◆ Text for analysis
-- Opening Marker --
P2P networking in Rust and Tokio---Part 1

Posted on March 31, 2017

I’m excited about Tokio. It’s written by some well-known Rust developers and most likely it will become the de facto asynchronous library of Rust.

In Tokio, creating services are easy. First you specify the protocol that the service speaks; that is, provide concrete implementation to Encoder and Decoder, and specify a ServerProto (the actual protocol). Then tell the service how each request should be handled; that is implementing Service in Tokio. More details here.

This model works well for the client-server applications. For P2P applications, we need something different, because the server (Service) cannot initiate connections easily. The solution (at least my solution) is to forget about tokio-service (the crate with the Service trait) and go one level lower and use tokio-core, which is what tokio-service is built upon. The official documentation explains the difference between those crates pretty well.
-- Closing Marker --
◆ Tasks
A - Duplicate the Rust and Tokio P2P post, from "P2P networking in" up to and including "library of Rust.".
B - How would the post on P2P networking in Rust and Tokio go on from its last sentence? Write the next part.

◆ Supplied information
-- Opening Marker --
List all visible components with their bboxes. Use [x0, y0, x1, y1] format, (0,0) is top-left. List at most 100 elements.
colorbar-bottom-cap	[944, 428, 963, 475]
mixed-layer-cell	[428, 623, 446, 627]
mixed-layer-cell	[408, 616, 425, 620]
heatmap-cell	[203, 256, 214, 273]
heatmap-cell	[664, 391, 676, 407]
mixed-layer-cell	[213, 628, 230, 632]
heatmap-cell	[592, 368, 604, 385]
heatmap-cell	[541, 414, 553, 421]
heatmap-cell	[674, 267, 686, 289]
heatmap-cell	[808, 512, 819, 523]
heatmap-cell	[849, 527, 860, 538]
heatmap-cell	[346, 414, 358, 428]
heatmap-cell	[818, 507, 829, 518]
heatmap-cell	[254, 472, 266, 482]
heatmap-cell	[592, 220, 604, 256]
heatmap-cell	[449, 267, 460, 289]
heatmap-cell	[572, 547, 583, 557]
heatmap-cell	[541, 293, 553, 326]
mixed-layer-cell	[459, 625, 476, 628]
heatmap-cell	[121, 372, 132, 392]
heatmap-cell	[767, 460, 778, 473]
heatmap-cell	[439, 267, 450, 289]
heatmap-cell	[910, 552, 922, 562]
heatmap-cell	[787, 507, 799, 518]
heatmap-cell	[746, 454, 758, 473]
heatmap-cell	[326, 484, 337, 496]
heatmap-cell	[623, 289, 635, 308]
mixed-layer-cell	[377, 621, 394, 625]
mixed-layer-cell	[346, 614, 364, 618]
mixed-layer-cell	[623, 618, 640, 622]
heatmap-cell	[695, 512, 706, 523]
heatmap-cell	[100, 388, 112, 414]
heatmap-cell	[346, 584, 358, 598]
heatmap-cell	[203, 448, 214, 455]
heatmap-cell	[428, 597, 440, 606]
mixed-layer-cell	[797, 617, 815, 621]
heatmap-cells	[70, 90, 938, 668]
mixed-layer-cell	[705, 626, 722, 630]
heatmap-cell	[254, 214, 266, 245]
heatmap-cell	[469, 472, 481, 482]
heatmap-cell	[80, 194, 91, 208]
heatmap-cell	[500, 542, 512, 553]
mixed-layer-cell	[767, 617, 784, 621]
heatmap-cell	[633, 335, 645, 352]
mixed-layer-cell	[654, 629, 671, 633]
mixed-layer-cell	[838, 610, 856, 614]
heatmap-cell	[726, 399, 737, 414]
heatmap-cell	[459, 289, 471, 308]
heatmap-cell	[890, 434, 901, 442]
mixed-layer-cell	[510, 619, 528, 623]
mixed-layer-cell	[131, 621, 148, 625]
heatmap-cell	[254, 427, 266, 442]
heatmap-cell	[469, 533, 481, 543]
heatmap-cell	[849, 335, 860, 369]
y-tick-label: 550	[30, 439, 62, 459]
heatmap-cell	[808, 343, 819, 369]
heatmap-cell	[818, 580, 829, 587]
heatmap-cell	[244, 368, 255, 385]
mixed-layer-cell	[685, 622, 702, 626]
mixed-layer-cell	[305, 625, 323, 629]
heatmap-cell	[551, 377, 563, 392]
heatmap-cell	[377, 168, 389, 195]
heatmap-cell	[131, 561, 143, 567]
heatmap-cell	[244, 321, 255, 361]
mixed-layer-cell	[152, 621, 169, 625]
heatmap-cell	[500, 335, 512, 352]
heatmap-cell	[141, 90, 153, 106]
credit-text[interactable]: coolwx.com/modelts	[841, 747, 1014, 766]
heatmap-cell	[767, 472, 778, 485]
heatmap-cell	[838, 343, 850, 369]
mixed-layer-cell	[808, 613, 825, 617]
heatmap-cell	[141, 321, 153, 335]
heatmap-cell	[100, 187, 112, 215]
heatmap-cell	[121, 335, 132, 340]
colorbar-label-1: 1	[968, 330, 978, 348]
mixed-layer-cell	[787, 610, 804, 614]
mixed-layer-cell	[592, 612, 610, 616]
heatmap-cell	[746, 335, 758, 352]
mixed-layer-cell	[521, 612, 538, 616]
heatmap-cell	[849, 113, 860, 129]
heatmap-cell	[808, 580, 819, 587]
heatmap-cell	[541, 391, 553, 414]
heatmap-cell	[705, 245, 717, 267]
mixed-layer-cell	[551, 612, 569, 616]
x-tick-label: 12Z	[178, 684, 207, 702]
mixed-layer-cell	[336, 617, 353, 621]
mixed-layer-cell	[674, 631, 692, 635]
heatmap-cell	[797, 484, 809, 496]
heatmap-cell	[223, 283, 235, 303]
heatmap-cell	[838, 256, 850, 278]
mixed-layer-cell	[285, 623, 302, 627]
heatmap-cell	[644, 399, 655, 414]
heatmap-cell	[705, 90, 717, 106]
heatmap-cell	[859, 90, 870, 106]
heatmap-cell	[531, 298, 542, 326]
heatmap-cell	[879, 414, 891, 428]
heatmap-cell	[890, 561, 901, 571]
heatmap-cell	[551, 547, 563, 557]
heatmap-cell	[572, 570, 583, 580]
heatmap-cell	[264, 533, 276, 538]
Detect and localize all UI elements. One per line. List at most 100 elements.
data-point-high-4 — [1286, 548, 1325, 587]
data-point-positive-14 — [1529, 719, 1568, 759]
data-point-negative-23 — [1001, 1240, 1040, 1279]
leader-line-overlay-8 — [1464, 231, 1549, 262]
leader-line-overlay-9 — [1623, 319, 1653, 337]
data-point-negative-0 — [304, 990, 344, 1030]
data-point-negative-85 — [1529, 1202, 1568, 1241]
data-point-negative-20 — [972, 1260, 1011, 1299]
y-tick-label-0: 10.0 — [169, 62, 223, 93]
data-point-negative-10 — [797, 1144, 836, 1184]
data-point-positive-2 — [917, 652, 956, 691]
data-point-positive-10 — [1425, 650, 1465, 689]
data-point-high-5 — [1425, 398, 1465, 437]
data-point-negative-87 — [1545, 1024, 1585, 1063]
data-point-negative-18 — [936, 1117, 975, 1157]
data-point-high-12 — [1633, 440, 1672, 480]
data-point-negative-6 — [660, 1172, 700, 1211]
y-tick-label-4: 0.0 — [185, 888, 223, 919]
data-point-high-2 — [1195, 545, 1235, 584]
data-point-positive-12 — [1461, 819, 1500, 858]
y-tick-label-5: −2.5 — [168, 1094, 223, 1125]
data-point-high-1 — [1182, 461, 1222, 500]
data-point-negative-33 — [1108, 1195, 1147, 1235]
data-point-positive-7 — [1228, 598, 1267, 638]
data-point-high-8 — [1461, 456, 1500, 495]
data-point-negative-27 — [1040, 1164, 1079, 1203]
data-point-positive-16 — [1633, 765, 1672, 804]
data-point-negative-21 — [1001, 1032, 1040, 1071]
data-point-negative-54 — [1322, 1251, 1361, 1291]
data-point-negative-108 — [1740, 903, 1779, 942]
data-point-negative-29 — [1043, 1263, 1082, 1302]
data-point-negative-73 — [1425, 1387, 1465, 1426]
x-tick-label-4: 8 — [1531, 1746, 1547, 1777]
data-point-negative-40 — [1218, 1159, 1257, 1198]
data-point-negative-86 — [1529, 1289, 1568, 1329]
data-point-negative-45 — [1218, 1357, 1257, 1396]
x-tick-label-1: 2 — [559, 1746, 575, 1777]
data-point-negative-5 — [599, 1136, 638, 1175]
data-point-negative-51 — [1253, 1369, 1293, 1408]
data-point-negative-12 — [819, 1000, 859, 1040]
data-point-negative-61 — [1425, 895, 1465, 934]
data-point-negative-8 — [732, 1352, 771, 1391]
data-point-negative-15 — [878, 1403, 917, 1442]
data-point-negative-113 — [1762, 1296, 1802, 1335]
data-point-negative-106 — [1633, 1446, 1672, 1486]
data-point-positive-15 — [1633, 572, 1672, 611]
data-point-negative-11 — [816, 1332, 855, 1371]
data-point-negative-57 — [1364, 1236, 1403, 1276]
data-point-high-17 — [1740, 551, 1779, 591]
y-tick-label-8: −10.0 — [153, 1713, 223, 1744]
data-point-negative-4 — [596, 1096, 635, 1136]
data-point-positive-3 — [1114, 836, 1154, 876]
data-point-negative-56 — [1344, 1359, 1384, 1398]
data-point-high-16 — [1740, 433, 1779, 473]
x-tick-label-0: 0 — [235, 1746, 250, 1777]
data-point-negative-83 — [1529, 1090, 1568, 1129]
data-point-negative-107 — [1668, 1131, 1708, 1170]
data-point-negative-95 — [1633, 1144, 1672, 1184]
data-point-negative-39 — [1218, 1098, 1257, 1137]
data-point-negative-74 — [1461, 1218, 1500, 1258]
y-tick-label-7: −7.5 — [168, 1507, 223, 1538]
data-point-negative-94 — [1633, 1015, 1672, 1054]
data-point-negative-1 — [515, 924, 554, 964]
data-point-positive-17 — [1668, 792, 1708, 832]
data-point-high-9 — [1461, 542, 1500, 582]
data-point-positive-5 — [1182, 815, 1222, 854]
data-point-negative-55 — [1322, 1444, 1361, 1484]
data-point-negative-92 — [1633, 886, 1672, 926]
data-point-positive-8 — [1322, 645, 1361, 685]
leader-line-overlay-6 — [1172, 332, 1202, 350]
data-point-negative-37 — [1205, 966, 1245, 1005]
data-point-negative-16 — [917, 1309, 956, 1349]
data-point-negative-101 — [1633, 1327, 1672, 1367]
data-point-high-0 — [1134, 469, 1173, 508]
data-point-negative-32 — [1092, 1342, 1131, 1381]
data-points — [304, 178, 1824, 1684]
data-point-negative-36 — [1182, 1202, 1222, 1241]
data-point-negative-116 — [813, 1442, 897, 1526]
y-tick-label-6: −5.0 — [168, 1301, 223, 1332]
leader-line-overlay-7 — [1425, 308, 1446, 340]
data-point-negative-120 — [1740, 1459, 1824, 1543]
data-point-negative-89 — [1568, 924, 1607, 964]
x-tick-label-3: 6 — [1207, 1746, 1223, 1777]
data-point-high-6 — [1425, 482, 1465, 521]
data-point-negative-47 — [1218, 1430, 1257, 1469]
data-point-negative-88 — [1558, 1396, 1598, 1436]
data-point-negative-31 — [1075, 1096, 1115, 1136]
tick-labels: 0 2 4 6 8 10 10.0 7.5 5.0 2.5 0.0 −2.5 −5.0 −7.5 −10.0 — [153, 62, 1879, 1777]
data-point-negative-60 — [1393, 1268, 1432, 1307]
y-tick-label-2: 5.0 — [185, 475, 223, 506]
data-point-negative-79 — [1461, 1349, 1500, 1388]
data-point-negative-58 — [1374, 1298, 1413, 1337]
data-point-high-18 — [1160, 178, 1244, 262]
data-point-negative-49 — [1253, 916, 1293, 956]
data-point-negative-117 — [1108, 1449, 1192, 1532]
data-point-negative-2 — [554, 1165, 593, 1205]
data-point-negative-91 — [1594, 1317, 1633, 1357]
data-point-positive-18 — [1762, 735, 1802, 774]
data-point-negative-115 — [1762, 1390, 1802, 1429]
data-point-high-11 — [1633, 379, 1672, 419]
-- Closing Marker --
◆ Responses to the tasks
A -
P2P networking in Rust and Tokio---Part 1

Posted on March 31, 2017

I’m excited about Tokio. It’s written by some well-known Rust developers and most likely it will become the de facto asynchronous library of Rust.

B -
I’m going assume familiarity with Rust and Tokio to describe my solution. The trick is to run a “server” and multiple “clients” for each node. I’m using quote marks here because it is only a server/client from the perspective of a TCP connection, i.e. the node that received the first SYN is the server and the node that sends the SYN is the client. After the connection is created, the “server” and the “clients” all handle incoming messages the same way.

My “server” implementation is here and looks like this.

pub fn serve(node: Rc<RefCell<Node>>, handle: Handle)
             -> Box<Future<Item=(), Error=io::Error>> {
    let socket = TcpListener::bind(&node.borrow().addr, &handle).unwrap();

    let srv = socket.incoming().for_each(move |(tcpstream, addr)| {
        let (sink, stream) = tcpstream.framed(MsgCodec).split();
        let (tx, rx) = mpsc::unbounded();

        // process the incoming stream
        let node2 = node.clone();
        let read = stream.for_each(move |msg| {
            node2.borrow_mut().process(msg, tx.clone())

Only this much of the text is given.